SHORT PROBLEM ▸ Every record below should be written out exactly; pictures stay out.

**** PROVIDED MATERIAL

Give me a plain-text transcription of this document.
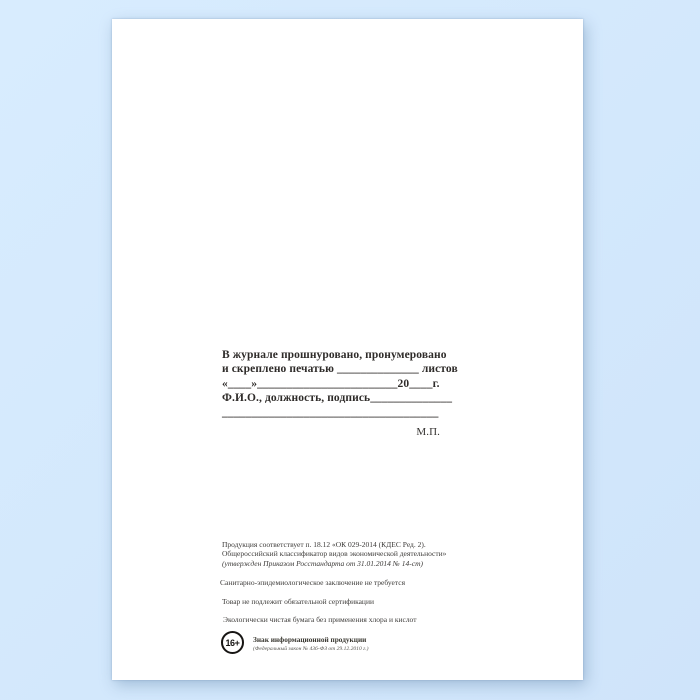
В журнале прошнуровано, пронумеровано
и скреплено печатью ______________ листов
«____»________________________20____г.
Ф.И.О., должность, подпись______________
_____________________________________
М.П.
Продукция соответствует п. 18.12 «ОК 029-2014 (КДЕС Ред. 2).
Общероссийский классификатор видов экономической деятельности»
(утвержден Приказом Росстандарта от 31.01.2014 № 14-ст)
Санитарно-эпидемиологическое заключение не требуется
Товар не подлежит обязательной сертификации
Экологически чистая бумага без применения хлора и кислот
16+	Знак информационной продукции
(Федеральный закон № 436-ФЗ от 29.12.2010 г.)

********

SOLUTION ▸
Give me a plain-text transcription of this document.
В журнале прошнуровано, пронумеровано
и скреплено печатью ______________ листов
«____»________________________20____г.
Ф.И.О., должность, подпись______________
_____________________________________
М.П.
Продукция соответствует п. 18.12 «ОК 029-2014 (КДЕС Ред. 2).
Общероссийский классификатор видов экономической деятельности»
(утвержден Приказом Росстандарта от 31.01.2014 № 14-ст)
Санитарно-эпидемиологическое заключение не требуется
Товар не подлежит обязательной сертификации
Экологически чистая бумага без применения хлора и кислот
16+	Знак информационной продукции
(Федеральный закон № 436-ФЗ от 29.12.2010 г.)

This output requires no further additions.